Layout coordinate data
--*--

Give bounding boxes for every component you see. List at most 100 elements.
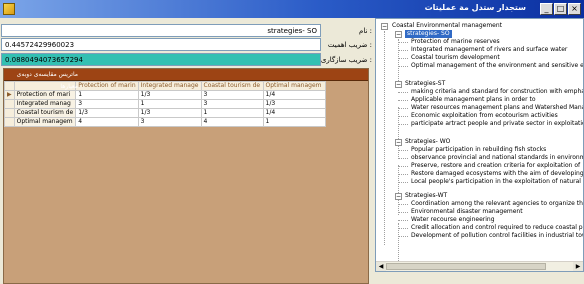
- collapse-icon[interactable]: −: [381, 23, 388, 30]
- tree-connector: [398, 92, 408, 93]
- tree-connector: [398, 158, 408, 159]
- tree-connector: [398, 39, 399, 81]
- tree-connector: [398, 150, 408, 151]
- table-cell[interactable]: 1/3: [137, 90, 202, 100]
- tree-leaf-node[interactable]: Optimal management of the environment an…: [411, 62, 583, 70]
- title-bar: ستجدار ستدل مة عمليتات _ □ ×: [0, 0, 584, 18]
- name-field[interactable]: strategies- SO: [1, 24, 321, 37]
- comparison-grid: ماتریس مقایسه‌ی دوبه‌ی معیارها Protectio…: [3, 68, 369, 284]
- tree-leaf-node[interactable]: Coordination among the relevant agencies…: [411, 200, 583, 208]
- table-cell[interactable]: 1/4: [262, 90, 326, 100]
- tree-leaf-node[interactable]: Environmental disaster management: [411, 208, 523, 216]
- tree-connector: [398, 58, 408, 59]
- column-header[interactable]: Protection of marin: [75, 81, 139, 91]
- tree-leaf-node[interactable]: participate artract people and private s…: [411, 120, 583, 128]
- table-row[interactable]: ▶ Protection of mari 1 1/3 3 1/4: [4, 90, 326, 100]
- tree-leaf-node[interactable]: Integrated management of rivers and surf…: [411, 46, 567, 54]
- table-cell[interactable]: 4: [200, 117, 264, 127]
- tree-leaf-node[interactable]: Local people's participation in the expl…: [411, 178, 583, 186]
- table-cell[interactable]: 3: [75, 99, 139, 109]
- tree-root[interactable]: Coastal Environmental management: [392, 22, 502, 30]
- table-row[interactable]: Optimal managem 4 3 4 1: [4, 117, 326, 127]
- tree-connector: [398, 66, 408, 67]
- collapse-icon[interactable]: −: [395, 193, 402, 200]
- minimize-button[interactable]: _: [540, 3, 553, 15]
- table-cell[interactable]: 1: [137, 99, 202, 109]
- details-panel: strategies- SO نام : 0.44572429960023 ضر…: [0, 18, 375, 284]
- tree-group-node[interactable]: strategies- SO: [405, 30, 452, 38]
- table-cell[interactable]: 1/4: [262, 108, 326, 118]
- tree-connector: [398, 182, 408, 183]
- tree-connector: [398, 108, 408, 109]
- table-cell[interactable]: 1: [262, 117, 326, 127]
- row-marker[interactable]: [4, 108, 15, 118]
- row-marker[interactable]: ▶: [4, 90, 15, 100]
- scroll-thumb[interactable]: [386, 263, 546, 270]
- tree-connector: [398, 42, 408, 43]
- tree-connector: [398, 116, 408, 117]
- table-cell[interactable]: 1: [75, 90, 139, 100]
- tree-leaf-node[interactable]: Preserve, restore and creation criteria …: [411, 162, 580, 170]
- tree-group-node[interactable]: Strategies- WO: [405, 138, 450, 146]
- tree-group-node[interactable]: Strategies-ST: [405, 80, 445, 88]
- table-cell[interactable]: 3: [200, 90, 264, 100]
- tree-leaf-node[interactable]: Restore damaged ecosystems with the aim …: [411, 170, 583, 178]
- importance-label: ضریب اهمیت :: [327, 41, 372, 49]
- row-name: Integrated manag: [13, 99, 77, 109]
- table-cell[interactable]: 1/3: [137, 108, 202, 118]
- tree-leaf-node[interactable]: Credit allocation and control required t…: [411, 224, 583, 232]
- row-name: Coastal tourism de: [13, 108, 77, 118]
- row-name: Optimal managem: [13, 117, 77, 127]
- scroll-right-icon[interactable]: ▶: [573, 262, 583, 271]
- table-cell[interactable]: 4: [75, 117, 139, 127]
- collapse-icon[interactable]: −: [395, 31, 402, 38]
- column-header[interactable]: Optimal managem: [262, 81, 326, 91]
- tree-leaf-node[interactable]: making criteria and standard for constru…: [411, 88, 583, 96]
- window-title: ستجدار ستدل مة عمليتات: [424, 3, 526, 12]
- compatibility-field[interactable]: 0.0880494073657294: [1, 53, 321, 66]
- tree-connector: [398, 212, 408, 213]
- tree-connector: [398, 204, 408, 205]
- strategy-tree[interactable]: − Coastal Environmental management − str…: [375, 18, 584, 272]
- tree-leaf-node[interactable]: Coastal tourism development: [411, 54, 500, 62]
- compatibility-label: ضریب سازگاری :: [320, 56, 372, 64]
- table-cell[interactable]: 3: [200, 99, 264, 109]
- tree-leaf-node[interactable]: Economic exploitation from ecotourism ac…: [411, 112, 558, 120]
- table-cell[interactable]: 1/3: [262, 99, 326, 109]
- tree-group-node[interactable]: Strategies-WT: [405, 192, 447, 200]
- tree-leaf-node[interactable]: Applicable management plans in order to: [411, 96, 536, 104]
- table-row[interactable]: Integrated manag 3 1 3 1/3: [4, 99, 326, 109]
- close-button[interactable]: ×: [568, 3, 581, 15]
- tree-leaf-node[interactable]: Water recourse engineering: [411, 216, 495, 224]
- collapse-icon[interactable]: −: [395, 81, 402, 88]
- table-cell[interactable]: 1/3: [75, 108, 139, 118]
- row-marker[interactable]: [4, 117, 15, 127]
- tree-leaf-node[interactable]: Development of pollution control facilit…: [411, 232, 583, 240]
- tree-leaf-node[interactable]: Popular participation in rebuilding fish…: [411, 146, 546, 154]
- tree-leaf-node[interactable]: Water resources management plans and Wat…: [411, 104, 583, 112]
- comparison-table: Protection of marin Integrated manage Co…: [4, 81, 326, 127]
- grid-caption: ماتریس مقایسه‌ی دوبه‌ی معیارها: [4, 69, 368, 90]
- importance-field[interactable]: 0.44572429960023: [1, 38, 321, 51]
- tree-connector: [398, 165, 399, 215]
- table-cell[interactable]: 3: [137, 117, 202, 127]
- tree-connector: [398, 166, 408, 167]
- table-row[interactable]: Coastal tourism de 1/3 1/3 1 1/4: [4, 108, 326, 118]
- tree-connector: [398, 100, 408, 101]
- maximize-button[interactable]: □: [554, 3, 567, 15]
- column-header[interactable]: Coastal tourism de: [200, 81, 264, 91]
- scroll-left-icon[interactable]: ◀: [376, 262, 386, 271]
- column-header[interactable]: Integrated manage: [137, 81, 202, 91]
- tree-leaf-node[interactable]: observance provincial and national stand…: [411, 154, 583, 162]
- horizontal-scrollbar[interactable]: ◀ ▶: [376, 261, 583, 271]
- tree-connector: [398, 174, 408, 175]
- tree-connector: [398, 124, 408, 125]
- collapse-icon[interactable]: −: [395, 139, 402, 146]
- tree-connector: [384, 31, 385, 245]
- table-cell[interactable]: 1: [200, 108, 264, 118]
- row-marker[interactable]: [4, 99, 15, 109]
- table-header-row: Protection of marin Integrated manage Co…: [4, 81, 326, 91]
- tree-leaf-node[interactable]: Protection of marine reserves: [411, 38, 500, 46]
- tree-connector: [398, 220, 408, 221]
- tree-connector: [398, 236, 408, 237]
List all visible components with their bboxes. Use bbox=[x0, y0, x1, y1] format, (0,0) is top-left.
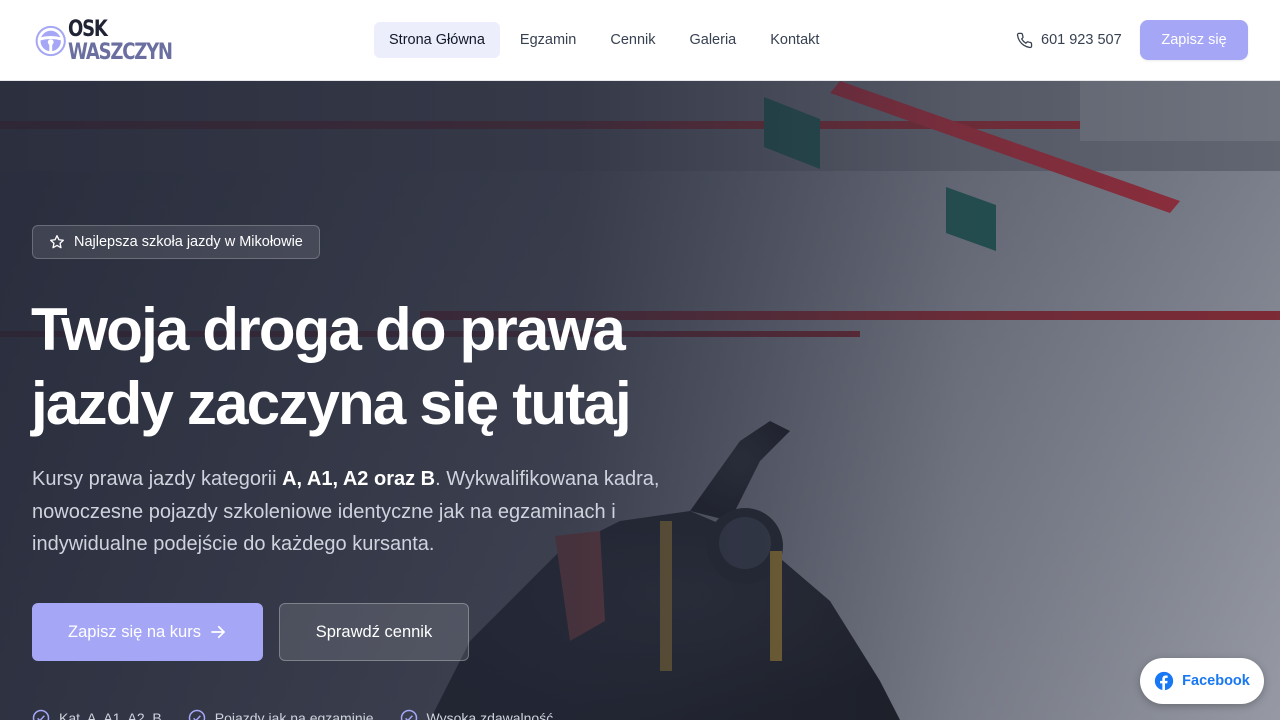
check-circle-icon bbox=[32, 709, 50, 720]
logo-text-line1: OSK bbox=[68, 16, 108, 42]
nav-item-galeria[interactable]: Galeria bbox=[674, 22, 751, 58]
hero-badge: Najlepsza szkoła jazdy w Mikołowie bbox=[32, 225, 320, 259]
hero-section: Najlepsza szkoła jazdy w Mikołowie Twoja… bbox=[0, 81, 1280, 720]
nav-item-cennik[interactable]: Cennik bbox=[595, 22, 670, 58]
phone-number: 601 923 507 bbox=[1041, 32, 1122, 48]
phone-icon bbox=[1016, 32, 1033, 48]
facebook-button[interactable]: Facebook bbox=[1140, 658, 1264, 704]
feature-item: Wysoka zdawalność bbox=[400, 709, 554, 720]
feature-item: Kat. A, A1, A2, B bbox=[32, 709, 162, 720]
site-header: OSK WASZCZYN Strona Główna Egzamin Cenni… bbox=[0, 0, 1280, 81]
hero-title-line1: Twoja droga do prawa bbox=[31, 296, 626, 363]
check-circle-icon bbox=[188, 709, 205, 720]
hero-lead-start: Kursy prawa jazdy kategorii bbox=[32, 468, 283, 490]
star-icon bbox=[50, 235, 64, 249]
feature-text: Wysoka zdawalność bbox=[426, 710, 554, 720]
facebook-icon bbox=[1154, 671, 1174, 691]
hero-features: Kat. A, A1, A2, B Pojazdy jak na egzamin… bbox=[32, 708, 579, 720]
hero-title: Twoja droga do prawa jazdy zaczyna się t… bbox=[31, 293, 751, 441]
feature-item: Pojazdy jak na egzaminie bbox=[188, 709, 374, 720]
signup-course-label: Zapisz się na kurs bbox=[68, 622, 201, 641]
feature-text: Pojazdy jak na egzaminie bbox=[214, 710, 374, 720]
steering-wheel-icon bbox=[35, 25, 66, 57]
logo[interactable]: OSK WASZCZYN bbox=[35, 13, 195, 69]
check-prices-button[interactable]: Sprawdź cennik bbox=[279, 603, 469, 661]
hero-badge-text: Najlepsza szkoła jazdy w Mikołowie bbox=[74, 234, 303, 250]
main-nav: Strona Główna Egzamin Cennik Galeria Kon… bbox=[374, 22, 838, 58]
arrow-right-icon bbox=[211, 625, 225, 639]
nav-item-egzamin[interactable]: Egzamin bbox=[505, 22, 591, 58]
nav-item-kontakt[interactable]: Kontakt bbox=[755, 22, 834, 58]
phone-link[interactable]: 601 923 507 bbox=[1016, 30, 1122, 50]
hero-lead: Kursy prawa jazdy kategorii A, A1, A2 or… bbox=[32, 463, 722, 561]
signup-button[interactable]: Zapisz się bbox=[1140, 20, 1248, 60]
nav-item-home[interactable]: Strona Główna bbox=[374, 22, 500, 58]
facebook-label: Facebook bbox=[1182, 673, 1250, 689]
feature-text: Kat. A, A1, A2, B bbox=[59, 710, 162, 720]
hero-title-line2: jazdy zaczyna się tutaj bbox=[31, 370, 632, 437]
signup-course-button[interactable]: Zapisz się na kurs bbox=[32, 603, 263, 661]
check-circle-icon bbox=[400, 709, 417, 720]
hero-lead-categories: A, A1, A2 oraz B bbox=[282, 468, 436, 490]
logo-text-line2: WASZCZYN bbox=[68, 39, 173, 65]
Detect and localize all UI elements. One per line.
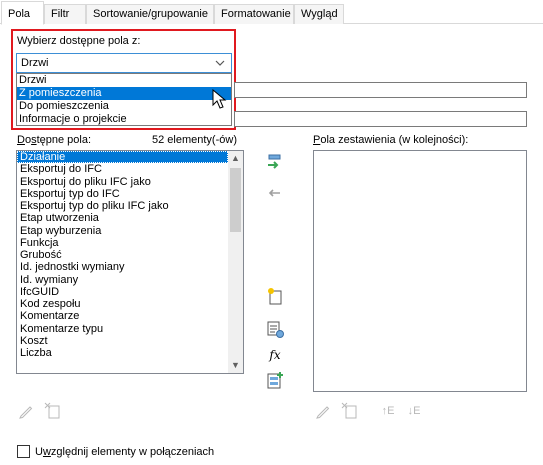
chevron-down-icon[interactable] [215,55,225,74]
dropdown-option[interactable]: Informacje o projekcie [17,113,231,126]
move-down-icon[interactable]: ↓E [405,402,423,420]
pencil-icon[interactable] [17,402,35,420]
move-up-icon[interactable]: ↑E [379,402,397,420]
schedule-fields-label: Pola zestawienia (w kolejności): [313,134,469,146]
list-item[interactable]: Eksportuj typ do IFC [17,188,243,200]
list-item[interactable]: Funkcja [17,237,243,249]
arrow-left-icon [268,189,280,197]
formula-icon[interactable]: fx [266,346,284,364]
list-item[interactable]: Grubość [17,249,243,261]
new-parameter-icon [268,288,282,305]
scrollbar[interactable]: ▲ ▼ [228,151,243,373]
include-linked-label: Uwzględnij elementy w połączeniach [35,446,215,458]
list-item[interactable]: IfcGUID [17,286,243,298]
calculated-value-icon [267,321,284,338]
available-fields-count: 52 elementy(-ów) [152,134,237,146]
dropdown-option[interactable]: Drzwi [17,74,231,87]
tab-pola[interactable]: Pola [1,1,44,25]
remove-parameter-button[interactable] [265,184,283,202]
tab-formatowanie[interactable]: Formatowanie [214,4,294,24]
delete-parameter-icon[interactable] [341,402,359,420]
tab-filtr[interactable]: Filtr [44,4,86,24]
list-item[interactable]: Eksportuj typ do pliku IFC jako [17,200,243,212]
list-item[interactable]: Id. wymiany [17,274,243,286]
select-from-dropdown: Drzwi Z pomieszczenia Do pomieszczenia I… [16,73,232,126]
list-item[interactable]: Koszt [17,335,243,347]
list-item[interactable]: Działanie [17,151,228,164]
list-item[interactable]: Id. jednostki wymiany [17,261,243,273]
select-from-label: Wybierz dostępne pola z: [17,35,141,47]
tab-label: Formatowanie [221,8,291,20]
new-parameter-button[interactable] [266,287,284,305]
list-item[interactable]: Kod zespołu [17,298,243,310]
add-parameter-button[interactable] [265,153,283,171]
tab-label: Sortowanie/grupowanie [93,8,208,20]
list-item[interactable]: Eksportuj do IFC [17,163,243,175]
dropdown-option[interactable]: Z pomieszczenia [17,87,231,100]
list-item[interactable]: Etap utworzenia [17,212,243,224]
select-from-combobox[interactable]: Drzwi [16,53,232,73]
mouse-cursor-icon [212,88,228,112]
available-fields-list[interactable]: Działanie Eksportuj do IFC Eksportuj do pl… [16,150,244,374]
arrow-right-icon [268,154,281,169]
list-items: Działanie Eksportuj do IFC Eksportuj do pl… [17,151,243,359]
calculated-value-button[interactable] [266,320,284,338]
scroll-down-icon[interactable]: ▼ [228,358,243,373]
list-item[interactable]: Liczba [17,347,243,359]
dropdown-option[interactable]: Do pomieszczenia [17,100,231,113]
include-linked-checkbox[interactable] [17,445,30,458]
tab-sortowanie[interactable]: Sortowanie/grupowanie [86,4,214,24]
combine-parameters-icon [267,372,283,389]
tab-label: Filtr [51,8,70,20]
combine-parameters-button[interactable] [266,371,284,389]
delete-parameter-icon[interactable] [44,402,62,420]
parameter-field-2[interactable] [234,111,527,127]
tab-wyglad[interactable]: Wygląd [294,4,344,24]
parameter-field-1[interactable] [234,82,527,98]
list-item[interactable]: Komentarze typu [17,323,243,335]
available-fields-label: Dostępne pola: [17,134,92,146]
schedule-fields-list[interactable] [313,150,527,392]
tab-bar: Pola Filtr Sortowanie/grupowanie Formato… [0,0,543,25]
tab-label: Pola [8,8,31,20]
scroll-thumb[interactable] [230,168,241,232]
combobox-value: Drzwi [21,57,49,69]
list-item[interactable]: Eksportuj do pliku IFC jako [17,176,243,188]
list-item[interactable]: Komentarze [17,310,243,322]
pencil-icon[interactable] [314,402,332,420]
scroll-up-icon[interactable]: ▲ [228,151,243,166]
list-item[interactable]: Etap wyburzenia [17,225,243,237]
tab-label: Wygląd [301,8,338,20]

--*--

## Written problem
Please copy the lines from the records, starting with the line containing "check-circle-icon bbox=[32, 709, 50, 720]" and ending with the line containing "hero-features: Kat. A, A1, A2, B", with both of those lines included.

## Correct result
check-circle-icon bbox=[32, 709, 50, 720]
logo-text-line1: OSK bbox=[68, 16, 108, 42]
nav-item-galeria[interactable]: Galeria bbox=[674, 22, 751, 58]
hero-badge: Najlepsza szkoła jazdy w Mikołowie bbox=[32, 225, 320, 259]
hero-section: Najlepsza szkoła jazdy w Mikołowie Twoja… bbox=[0, 81, 1280, 720]
nav-item-cennik[interactable]: Cennik bbox=[595, 22, 670, 58]
phone-number: 601 923 507 bbox=[1041, 32, 1122, 48]
phone-icon bbox=[1016, 32, 1033, 48]
facebook-button[interactable]: Facebook bbox=[1140, 658, 1264, 704]
feature-item: Wysoka zdawalność bbox=[400, 709, 554, 720]
feature-item: Kat. A, A1, A2, B bbox=[32, 709, 162, 720]
site-header: OSK WASZCZYN Strona Główna Egzamin Cenni… bbox=[0, 0, 1280, 81]
hero-title-line1: Twoja droga do prawa bbox=[31, 296, 626, 363]
check-circle-icon bbox=[188, 709, 205, 720]
hero-lead-start: Kursy prawa jazdy kategorii bbox=[32, 468, 283, 490]
star-icon bbox=[50, 235, 64, 249]
feature-text: Wysoka zdawalność bbox=[426, 710, 554, 720]
facebook-icon bbox=[1154, 671, 1174, 691]
hero-features: Kat. A, A1, A2, B Pojazdy jak na egzamin… bbox=[32, 708, 579, 720]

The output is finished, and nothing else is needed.